• PROMPT
Look over the entries that follow and work out how many lines contain "this". State the number only.

• THE RECORDS
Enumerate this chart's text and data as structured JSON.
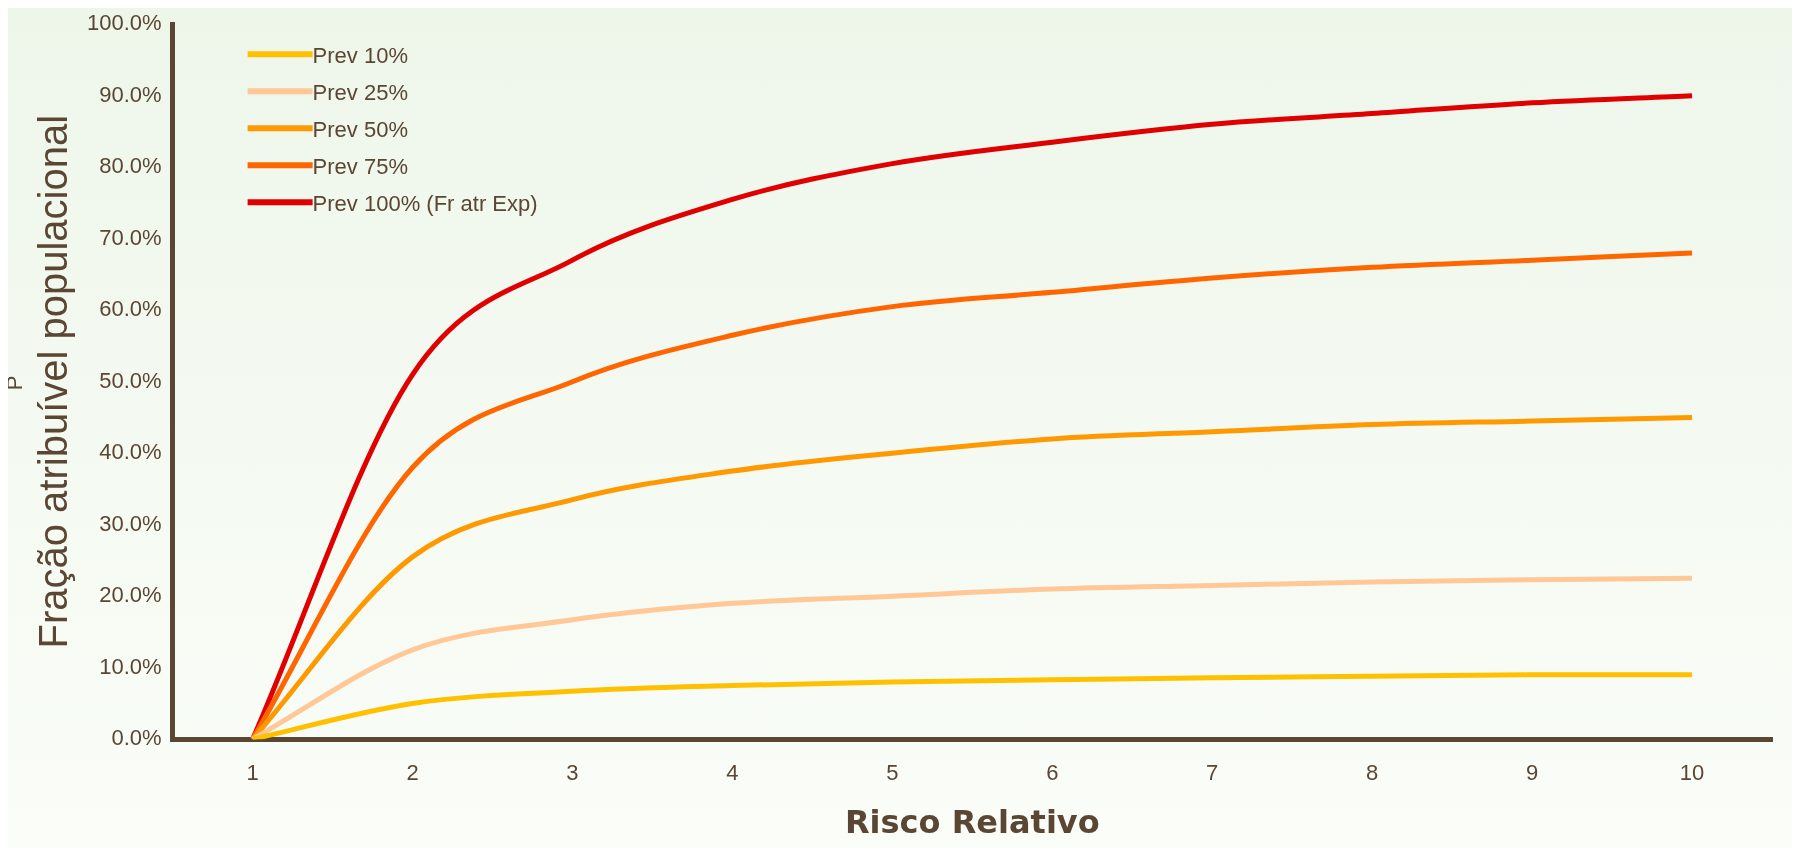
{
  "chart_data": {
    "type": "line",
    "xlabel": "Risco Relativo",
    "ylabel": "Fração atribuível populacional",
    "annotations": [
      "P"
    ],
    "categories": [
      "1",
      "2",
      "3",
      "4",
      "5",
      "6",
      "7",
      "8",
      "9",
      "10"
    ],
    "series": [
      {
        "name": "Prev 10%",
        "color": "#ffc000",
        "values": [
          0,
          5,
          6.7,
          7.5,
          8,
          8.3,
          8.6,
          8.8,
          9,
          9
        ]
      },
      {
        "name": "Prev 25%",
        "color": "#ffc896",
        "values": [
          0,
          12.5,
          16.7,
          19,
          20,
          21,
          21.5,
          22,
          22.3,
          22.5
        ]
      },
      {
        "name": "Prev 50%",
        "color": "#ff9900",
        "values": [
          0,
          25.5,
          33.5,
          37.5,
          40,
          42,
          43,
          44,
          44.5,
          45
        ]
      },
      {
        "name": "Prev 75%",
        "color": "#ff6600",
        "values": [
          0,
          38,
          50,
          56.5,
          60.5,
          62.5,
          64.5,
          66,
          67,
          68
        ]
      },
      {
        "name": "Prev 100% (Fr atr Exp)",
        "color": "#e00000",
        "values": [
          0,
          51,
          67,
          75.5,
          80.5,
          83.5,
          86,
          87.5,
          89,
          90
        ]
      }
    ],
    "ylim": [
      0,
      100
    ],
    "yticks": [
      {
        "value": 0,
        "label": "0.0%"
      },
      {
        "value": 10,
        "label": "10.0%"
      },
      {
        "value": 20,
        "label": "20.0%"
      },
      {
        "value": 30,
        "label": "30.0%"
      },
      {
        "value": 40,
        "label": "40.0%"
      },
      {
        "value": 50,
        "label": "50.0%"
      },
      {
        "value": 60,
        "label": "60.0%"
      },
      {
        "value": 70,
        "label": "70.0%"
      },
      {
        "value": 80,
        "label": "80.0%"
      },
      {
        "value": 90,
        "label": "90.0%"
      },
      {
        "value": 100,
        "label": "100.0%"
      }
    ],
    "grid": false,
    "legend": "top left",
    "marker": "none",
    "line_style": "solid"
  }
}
--
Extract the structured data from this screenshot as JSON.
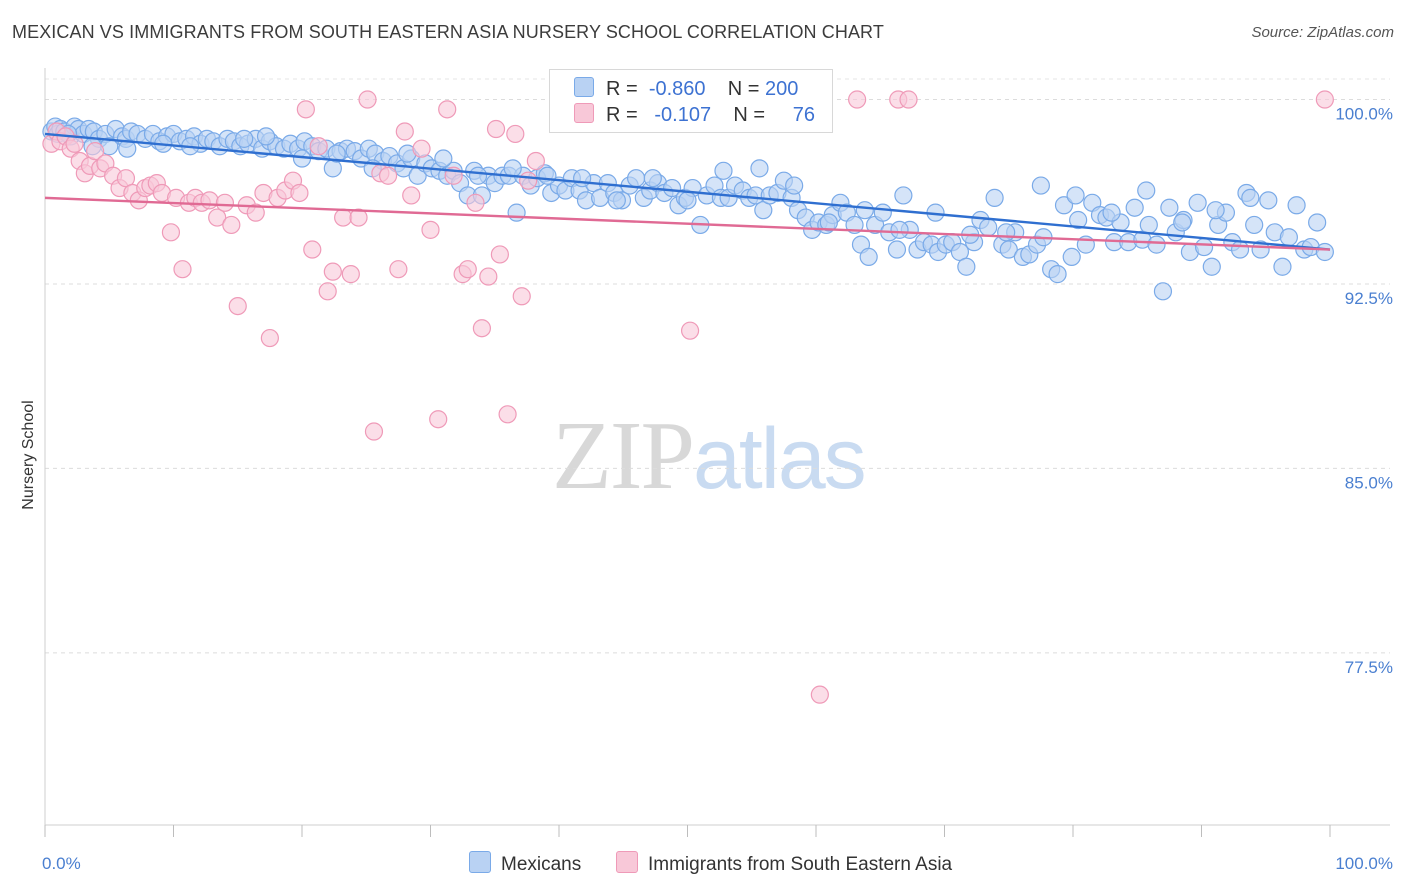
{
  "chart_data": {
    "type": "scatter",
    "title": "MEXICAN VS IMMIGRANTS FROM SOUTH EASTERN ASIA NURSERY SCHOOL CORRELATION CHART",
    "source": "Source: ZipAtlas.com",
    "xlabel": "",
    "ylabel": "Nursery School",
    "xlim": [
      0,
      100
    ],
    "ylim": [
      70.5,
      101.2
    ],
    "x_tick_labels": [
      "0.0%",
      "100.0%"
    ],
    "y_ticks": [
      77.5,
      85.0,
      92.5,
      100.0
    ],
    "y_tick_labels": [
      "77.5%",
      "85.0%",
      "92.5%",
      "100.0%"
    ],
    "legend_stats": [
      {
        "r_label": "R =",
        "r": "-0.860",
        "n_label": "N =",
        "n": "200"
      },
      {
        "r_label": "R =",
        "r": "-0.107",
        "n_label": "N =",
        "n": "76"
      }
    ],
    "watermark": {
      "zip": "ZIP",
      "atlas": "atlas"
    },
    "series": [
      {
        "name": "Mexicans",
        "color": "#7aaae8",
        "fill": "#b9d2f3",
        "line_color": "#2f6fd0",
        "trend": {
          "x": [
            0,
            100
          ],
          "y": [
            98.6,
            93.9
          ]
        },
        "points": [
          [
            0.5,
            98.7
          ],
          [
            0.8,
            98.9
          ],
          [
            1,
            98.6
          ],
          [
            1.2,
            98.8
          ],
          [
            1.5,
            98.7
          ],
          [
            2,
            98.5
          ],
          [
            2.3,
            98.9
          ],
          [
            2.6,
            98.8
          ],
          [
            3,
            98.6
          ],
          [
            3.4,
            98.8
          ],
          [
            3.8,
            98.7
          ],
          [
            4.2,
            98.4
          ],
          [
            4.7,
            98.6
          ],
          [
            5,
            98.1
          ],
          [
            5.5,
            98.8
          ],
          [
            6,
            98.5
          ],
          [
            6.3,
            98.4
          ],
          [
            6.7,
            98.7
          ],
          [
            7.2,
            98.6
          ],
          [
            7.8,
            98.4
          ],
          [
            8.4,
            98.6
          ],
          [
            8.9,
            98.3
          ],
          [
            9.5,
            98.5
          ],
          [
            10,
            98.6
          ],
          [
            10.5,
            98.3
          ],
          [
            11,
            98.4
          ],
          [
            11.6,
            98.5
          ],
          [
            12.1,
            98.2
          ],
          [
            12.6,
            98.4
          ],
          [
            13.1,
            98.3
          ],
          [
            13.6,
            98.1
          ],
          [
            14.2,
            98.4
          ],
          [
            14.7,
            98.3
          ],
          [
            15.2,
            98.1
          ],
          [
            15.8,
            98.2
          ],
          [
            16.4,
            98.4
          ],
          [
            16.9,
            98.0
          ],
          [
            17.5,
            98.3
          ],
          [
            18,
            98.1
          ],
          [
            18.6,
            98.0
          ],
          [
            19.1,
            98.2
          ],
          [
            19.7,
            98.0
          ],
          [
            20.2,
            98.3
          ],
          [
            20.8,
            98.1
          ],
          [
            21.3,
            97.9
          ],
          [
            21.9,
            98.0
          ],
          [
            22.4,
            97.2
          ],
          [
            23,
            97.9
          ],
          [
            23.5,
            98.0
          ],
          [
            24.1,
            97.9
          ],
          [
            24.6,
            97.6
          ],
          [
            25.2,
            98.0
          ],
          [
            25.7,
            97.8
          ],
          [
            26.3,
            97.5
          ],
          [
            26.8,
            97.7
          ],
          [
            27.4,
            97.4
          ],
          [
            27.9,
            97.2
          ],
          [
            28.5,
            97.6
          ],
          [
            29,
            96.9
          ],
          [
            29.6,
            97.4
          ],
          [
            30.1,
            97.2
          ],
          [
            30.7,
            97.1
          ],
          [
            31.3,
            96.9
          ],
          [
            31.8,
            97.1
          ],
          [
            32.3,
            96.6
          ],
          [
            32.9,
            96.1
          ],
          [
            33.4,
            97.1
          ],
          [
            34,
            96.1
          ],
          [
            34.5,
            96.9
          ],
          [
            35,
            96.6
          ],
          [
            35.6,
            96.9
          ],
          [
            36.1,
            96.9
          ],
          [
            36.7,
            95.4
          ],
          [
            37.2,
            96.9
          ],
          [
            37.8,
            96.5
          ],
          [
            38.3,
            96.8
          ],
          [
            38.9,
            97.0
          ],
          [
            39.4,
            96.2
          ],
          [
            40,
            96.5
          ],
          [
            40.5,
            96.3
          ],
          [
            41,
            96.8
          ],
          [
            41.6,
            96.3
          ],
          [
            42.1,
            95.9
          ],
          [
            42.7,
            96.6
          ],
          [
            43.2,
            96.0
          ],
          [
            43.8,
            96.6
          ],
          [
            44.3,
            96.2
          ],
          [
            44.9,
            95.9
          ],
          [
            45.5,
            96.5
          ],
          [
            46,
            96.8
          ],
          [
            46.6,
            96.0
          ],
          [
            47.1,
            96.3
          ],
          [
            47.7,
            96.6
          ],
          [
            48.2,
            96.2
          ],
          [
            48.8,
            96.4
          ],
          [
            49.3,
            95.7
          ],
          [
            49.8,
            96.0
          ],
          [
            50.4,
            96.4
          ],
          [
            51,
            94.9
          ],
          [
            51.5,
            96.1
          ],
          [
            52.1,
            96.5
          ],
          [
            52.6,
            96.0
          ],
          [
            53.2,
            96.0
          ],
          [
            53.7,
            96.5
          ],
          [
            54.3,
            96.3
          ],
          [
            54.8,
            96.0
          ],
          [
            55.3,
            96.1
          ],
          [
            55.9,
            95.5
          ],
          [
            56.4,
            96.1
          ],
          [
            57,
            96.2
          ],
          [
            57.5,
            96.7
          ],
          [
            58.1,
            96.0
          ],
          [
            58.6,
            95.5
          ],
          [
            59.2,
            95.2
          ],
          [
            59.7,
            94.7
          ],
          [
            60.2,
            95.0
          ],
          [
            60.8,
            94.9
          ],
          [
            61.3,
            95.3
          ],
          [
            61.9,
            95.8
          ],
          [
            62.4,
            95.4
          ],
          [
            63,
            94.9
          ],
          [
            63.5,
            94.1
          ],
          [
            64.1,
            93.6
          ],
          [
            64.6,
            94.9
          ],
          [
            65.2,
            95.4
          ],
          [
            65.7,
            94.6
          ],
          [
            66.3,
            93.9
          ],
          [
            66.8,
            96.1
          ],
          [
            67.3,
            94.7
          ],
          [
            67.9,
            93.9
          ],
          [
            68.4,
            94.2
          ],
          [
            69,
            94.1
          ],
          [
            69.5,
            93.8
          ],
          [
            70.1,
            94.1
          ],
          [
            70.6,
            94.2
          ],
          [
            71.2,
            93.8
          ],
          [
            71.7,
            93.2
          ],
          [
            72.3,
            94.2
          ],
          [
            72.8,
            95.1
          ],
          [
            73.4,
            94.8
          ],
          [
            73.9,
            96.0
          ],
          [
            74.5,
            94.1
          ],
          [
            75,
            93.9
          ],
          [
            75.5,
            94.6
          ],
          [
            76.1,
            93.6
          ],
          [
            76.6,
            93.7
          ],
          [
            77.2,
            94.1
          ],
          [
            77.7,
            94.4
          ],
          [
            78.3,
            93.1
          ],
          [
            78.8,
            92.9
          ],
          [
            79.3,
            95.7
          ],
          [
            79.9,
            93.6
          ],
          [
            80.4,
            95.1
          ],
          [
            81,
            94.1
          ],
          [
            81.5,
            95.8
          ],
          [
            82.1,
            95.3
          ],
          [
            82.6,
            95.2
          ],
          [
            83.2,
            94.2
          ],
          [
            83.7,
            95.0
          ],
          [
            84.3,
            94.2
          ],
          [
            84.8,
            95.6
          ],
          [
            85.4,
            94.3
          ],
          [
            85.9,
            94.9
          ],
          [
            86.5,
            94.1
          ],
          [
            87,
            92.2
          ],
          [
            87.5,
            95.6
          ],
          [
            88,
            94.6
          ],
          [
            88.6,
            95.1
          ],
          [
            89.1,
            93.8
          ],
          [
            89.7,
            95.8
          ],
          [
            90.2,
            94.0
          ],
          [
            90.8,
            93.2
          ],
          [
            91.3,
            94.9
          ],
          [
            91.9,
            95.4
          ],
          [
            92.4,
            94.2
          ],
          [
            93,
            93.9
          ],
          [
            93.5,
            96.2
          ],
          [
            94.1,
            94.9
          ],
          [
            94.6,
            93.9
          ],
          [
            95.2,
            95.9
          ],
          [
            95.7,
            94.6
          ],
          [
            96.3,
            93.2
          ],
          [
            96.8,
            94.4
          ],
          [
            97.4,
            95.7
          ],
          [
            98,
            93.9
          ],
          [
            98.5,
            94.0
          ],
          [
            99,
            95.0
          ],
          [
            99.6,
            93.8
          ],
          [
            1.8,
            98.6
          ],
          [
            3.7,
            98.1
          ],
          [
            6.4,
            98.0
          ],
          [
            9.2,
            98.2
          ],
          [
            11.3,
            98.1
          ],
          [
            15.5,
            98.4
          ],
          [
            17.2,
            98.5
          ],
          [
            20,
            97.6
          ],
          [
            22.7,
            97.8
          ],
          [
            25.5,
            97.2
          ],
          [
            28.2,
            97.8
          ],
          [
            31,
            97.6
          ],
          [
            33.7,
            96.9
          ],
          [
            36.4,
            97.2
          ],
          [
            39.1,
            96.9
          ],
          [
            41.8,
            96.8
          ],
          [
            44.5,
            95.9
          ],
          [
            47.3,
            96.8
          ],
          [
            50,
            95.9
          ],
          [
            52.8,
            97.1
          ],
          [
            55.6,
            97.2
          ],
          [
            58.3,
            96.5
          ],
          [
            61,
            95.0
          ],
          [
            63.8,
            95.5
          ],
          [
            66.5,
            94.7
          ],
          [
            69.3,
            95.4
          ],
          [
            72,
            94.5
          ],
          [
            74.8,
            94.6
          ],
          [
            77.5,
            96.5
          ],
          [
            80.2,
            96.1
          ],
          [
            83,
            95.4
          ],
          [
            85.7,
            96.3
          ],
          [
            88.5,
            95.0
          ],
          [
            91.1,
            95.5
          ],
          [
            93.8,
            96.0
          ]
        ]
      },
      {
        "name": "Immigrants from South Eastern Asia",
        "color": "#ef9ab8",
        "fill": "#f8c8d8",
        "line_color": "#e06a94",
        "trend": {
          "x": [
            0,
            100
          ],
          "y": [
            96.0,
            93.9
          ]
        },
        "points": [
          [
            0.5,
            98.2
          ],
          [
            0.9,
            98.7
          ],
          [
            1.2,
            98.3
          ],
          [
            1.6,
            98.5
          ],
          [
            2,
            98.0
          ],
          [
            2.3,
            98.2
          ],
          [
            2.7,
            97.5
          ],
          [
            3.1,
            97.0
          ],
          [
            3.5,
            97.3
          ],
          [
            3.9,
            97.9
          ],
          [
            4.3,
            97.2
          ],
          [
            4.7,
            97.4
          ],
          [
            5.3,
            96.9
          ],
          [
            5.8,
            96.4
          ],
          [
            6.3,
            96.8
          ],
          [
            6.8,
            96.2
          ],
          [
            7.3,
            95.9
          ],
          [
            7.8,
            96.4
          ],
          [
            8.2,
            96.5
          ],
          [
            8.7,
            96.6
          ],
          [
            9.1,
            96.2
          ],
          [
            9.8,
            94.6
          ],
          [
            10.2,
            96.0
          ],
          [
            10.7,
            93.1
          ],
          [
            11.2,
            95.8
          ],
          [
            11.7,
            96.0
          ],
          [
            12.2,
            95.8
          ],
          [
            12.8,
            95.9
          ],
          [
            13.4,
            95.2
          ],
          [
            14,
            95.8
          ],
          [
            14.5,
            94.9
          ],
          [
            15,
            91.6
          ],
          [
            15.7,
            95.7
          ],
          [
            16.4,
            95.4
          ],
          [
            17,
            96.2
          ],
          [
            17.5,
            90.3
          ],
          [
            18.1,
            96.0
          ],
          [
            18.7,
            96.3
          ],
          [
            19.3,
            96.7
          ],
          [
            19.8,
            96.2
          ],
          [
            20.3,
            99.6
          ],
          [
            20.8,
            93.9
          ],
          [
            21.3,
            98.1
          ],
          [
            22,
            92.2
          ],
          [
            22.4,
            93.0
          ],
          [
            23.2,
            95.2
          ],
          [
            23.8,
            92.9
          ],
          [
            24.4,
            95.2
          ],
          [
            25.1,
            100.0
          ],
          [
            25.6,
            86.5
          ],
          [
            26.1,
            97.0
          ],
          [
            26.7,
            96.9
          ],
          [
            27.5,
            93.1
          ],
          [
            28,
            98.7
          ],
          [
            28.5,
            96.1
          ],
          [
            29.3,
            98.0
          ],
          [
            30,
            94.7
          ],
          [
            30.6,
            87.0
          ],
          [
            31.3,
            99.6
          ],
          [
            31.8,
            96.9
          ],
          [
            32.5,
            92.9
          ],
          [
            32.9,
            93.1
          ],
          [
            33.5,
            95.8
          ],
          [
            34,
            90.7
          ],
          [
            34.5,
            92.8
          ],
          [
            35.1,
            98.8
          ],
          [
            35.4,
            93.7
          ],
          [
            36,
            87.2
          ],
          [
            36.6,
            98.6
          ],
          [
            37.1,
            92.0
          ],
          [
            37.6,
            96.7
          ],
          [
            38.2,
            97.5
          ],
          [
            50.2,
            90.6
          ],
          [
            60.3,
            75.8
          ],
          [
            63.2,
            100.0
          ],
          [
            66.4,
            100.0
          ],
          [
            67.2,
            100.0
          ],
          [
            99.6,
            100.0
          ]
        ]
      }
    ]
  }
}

• SOLVED PROBLEM
2